## Data for the task
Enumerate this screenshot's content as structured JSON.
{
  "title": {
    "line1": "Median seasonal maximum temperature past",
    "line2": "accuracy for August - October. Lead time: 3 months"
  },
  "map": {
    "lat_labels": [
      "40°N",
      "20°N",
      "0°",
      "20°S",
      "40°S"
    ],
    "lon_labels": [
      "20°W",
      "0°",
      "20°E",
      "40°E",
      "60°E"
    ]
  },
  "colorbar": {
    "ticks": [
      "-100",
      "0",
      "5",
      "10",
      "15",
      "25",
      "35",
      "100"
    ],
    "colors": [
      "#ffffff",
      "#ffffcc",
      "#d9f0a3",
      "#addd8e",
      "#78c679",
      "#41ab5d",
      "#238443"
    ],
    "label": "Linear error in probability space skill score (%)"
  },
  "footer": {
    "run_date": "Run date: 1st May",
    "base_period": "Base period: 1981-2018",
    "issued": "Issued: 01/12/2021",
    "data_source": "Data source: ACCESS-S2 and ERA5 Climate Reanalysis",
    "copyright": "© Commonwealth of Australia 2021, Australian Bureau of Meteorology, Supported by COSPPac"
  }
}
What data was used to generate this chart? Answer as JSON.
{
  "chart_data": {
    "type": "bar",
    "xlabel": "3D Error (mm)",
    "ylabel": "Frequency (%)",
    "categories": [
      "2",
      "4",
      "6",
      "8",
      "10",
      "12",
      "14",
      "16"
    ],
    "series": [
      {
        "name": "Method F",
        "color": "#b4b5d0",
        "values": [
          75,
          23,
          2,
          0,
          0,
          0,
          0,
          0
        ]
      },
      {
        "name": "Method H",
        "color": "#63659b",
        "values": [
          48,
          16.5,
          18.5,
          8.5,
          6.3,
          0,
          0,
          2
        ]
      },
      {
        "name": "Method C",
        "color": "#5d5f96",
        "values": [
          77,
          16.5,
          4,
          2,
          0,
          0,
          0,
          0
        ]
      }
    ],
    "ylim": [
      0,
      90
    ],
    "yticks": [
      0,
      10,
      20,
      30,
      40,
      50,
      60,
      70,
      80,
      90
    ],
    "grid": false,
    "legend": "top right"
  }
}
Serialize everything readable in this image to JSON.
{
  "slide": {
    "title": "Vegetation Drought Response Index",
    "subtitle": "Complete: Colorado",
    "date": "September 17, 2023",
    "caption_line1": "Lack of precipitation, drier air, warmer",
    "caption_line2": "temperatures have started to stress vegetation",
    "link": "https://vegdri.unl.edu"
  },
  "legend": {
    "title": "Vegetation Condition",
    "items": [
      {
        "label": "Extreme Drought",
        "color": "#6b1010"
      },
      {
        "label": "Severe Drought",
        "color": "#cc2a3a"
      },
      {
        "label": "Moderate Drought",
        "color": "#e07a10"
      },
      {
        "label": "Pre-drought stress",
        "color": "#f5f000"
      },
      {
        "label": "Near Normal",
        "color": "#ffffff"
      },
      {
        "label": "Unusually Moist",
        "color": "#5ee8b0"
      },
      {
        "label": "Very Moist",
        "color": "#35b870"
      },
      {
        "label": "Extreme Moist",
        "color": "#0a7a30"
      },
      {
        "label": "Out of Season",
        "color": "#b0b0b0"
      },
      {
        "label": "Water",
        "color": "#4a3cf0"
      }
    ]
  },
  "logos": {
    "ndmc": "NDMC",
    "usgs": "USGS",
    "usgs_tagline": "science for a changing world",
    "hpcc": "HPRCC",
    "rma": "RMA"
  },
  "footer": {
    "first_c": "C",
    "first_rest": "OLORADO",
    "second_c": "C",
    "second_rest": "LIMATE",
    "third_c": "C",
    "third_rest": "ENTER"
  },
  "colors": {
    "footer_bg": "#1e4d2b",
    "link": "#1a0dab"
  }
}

## Stated goal
Copy each line that contains the word "Moist".

## Finished task
        "label": "Unusually Moist",
        "label": "Very Moist",
        "label": "Extreme Moist",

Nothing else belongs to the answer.